Exercise goal — Resume the opinion column on Kim Stanley Robinson's High Sierra memoir, writing on from its last sentence.

+++ Document segment

California’s High Sierra inspires a vision of the future

Hosted by

The North Fork of the Yuba River winds through the Tahoe National Forest in California’s Sierra Nevada, where noted futurist Kim Stanely Robinson finds solace, inspiration and reasons for optimism. Photo by Shutterstock.

Opinion column by Joe Mathews:

Want to see into the future?

Then hike the High Sierra.

That’s one conclusion of a surprising new memoir from California’s greatest living science fiction writer, Kim Stanley Robinson, about his lifetime of backpacking in our great mountain range.

The High Sierra: A Love Story” is as sprawling as the Sierra Nevada mountains themselves. The 550-page memoir offers fast-paced explorations of Sierra history, people, geography — and how the range’s rocks can shift your mind.

“I knew that this granite world, holding me in its cupped hands as I lay on it, glowing luminously in the moonlight, was a magic place,” he writes of his Sierra trips, which began when he was a UC San Diego student in 1973 and continues today, from his Davis home. He adds, “It was as if I could choose to visit heaven.”

The book is most powerful for demonstrating how mountains can inspire visions of the future.

++++++
+++ Raw records

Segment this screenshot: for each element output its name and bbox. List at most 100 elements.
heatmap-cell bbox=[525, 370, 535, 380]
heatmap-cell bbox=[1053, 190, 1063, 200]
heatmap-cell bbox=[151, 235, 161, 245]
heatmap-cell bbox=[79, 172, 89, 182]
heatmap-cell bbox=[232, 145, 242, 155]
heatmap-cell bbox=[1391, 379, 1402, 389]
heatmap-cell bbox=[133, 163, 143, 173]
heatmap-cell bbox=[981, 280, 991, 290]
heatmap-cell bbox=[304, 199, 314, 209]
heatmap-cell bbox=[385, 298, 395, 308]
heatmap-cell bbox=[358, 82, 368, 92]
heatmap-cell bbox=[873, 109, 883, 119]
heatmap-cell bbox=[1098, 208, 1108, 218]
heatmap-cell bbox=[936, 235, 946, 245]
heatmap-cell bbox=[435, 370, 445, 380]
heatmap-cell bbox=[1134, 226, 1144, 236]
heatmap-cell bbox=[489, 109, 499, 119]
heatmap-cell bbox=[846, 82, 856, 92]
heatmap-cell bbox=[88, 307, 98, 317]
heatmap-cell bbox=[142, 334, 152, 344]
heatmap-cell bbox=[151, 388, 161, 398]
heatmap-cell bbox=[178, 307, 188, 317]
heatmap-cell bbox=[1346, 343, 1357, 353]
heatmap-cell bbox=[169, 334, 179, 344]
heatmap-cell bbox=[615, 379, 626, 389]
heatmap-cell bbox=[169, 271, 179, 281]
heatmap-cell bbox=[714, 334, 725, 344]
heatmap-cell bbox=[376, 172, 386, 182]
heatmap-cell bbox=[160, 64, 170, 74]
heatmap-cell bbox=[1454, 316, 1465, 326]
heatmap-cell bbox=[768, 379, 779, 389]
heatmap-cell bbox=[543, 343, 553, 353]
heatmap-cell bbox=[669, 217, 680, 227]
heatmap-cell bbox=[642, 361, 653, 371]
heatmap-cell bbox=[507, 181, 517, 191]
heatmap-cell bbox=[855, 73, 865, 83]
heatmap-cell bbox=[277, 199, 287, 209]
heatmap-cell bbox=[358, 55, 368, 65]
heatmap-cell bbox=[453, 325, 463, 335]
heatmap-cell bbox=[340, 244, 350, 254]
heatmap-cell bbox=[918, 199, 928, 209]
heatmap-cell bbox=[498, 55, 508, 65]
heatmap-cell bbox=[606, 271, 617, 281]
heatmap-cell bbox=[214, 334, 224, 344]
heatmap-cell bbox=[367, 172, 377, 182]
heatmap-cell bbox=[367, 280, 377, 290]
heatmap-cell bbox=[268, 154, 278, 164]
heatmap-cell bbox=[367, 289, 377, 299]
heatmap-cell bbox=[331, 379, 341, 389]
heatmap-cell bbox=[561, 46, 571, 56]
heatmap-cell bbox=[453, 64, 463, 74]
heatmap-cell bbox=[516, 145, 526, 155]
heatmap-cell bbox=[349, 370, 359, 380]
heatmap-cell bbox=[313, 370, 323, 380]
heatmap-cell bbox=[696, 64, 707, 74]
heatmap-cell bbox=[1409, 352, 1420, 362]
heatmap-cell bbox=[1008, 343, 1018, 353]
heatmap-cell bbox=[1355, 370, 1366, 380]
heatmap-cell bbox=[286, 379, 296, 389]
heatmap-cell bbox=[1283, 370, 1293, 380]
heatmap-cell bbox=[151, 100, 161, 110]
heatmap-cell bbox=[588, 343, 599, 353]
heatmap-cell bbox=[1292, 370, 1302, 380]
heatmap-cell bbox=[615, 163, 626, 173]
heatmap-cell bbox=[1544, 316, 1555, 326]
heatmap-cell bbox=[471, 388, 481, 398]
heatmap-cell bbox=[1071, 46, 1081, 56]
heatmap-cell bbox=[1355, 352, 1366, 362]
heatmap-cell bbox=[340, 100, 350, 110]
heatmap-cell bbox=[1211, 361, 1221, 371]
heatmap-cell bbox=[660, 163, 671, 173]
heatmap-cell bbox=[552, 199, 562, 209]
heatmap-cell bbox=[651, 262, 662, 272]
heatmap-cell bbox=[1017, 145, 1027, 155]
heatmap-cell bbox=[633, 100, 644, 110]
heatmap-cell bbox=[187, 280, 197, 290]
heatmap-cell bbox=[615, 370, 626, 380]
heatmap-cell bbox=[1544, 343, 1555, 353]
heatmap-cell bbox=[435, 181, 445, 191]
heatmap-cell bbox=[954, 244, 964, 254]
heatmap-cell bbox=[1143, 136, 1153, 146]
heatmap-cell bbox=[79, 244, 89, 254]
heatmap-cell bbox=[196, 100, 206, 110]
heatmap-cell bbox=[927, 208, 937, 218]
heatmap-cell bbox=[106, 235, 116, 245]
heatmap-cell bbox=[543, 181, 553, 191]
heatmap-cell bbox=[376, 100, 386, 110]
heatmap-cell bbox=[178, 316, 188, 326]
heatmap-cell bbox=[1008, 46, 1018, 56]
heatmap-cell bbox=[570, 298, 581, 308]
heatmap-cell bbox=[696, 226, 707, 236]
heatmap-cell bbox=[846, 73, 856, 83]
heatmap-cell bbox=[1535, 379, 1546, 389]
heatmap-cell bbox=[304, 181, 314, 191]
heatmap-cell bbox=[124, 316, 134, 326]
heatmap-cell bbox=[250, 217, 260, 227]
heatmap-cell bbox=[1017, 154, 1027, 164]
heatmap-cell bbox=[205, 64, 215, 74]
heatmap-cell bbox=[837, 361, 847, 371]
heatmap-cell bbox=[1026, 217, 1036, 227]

++++++

Reply to the exercise —
Robinson’s novels are acclaimed for their political and environmental plausibility, their literary polish, and their optimism. Reading his memoir, then, feels like hearing a magician’s secrets.

The inspiration Robinson finds in his Sierra walks clearly informed the characters in his “Three Californias” trilogy (about three different futures of Orange County, where he grew up), who visit Dragon Pass and Dusty Basin. His 2013 novel “Shaman,” which imagines how people live in an ice age, owes a debt to his snow-shoeing trips in the range during winters. His account of an attempted settlement on the moon in 2015’s “Aurora” is inspired by Sierra landscapes, as are some of the scenes Robinson imagines in the 2012 novel “2312,” when human society has colonized other planets in the solar system.

In the memoir, he cops to taking accounts of Martian walks in his “Mars” trilogy — novels chronicling the settlement of the red planet over 200 years — from notes he’d taken in the Sierra.

“In describing the Martian landscape as if it were the High Sierra, I was really fudging it, because only by terraforming Mars could I make that cold poisonous planet into a place anything like the Sierra,” Robinson confesses. “Reviewers who wrote things like, ‘It almost seems as if Robinson has been to Mars,’ always made me laugh.”

The clearest connection between Robinson the hiker and Robinson the writer is climate change, a focus of his 2020 masterpiece, “The Ministry for the Future,” about an imagined U.N. agency that represents future generations. In “The High Sierra,” this utopian writer despairs at the changes he sees in the mountains.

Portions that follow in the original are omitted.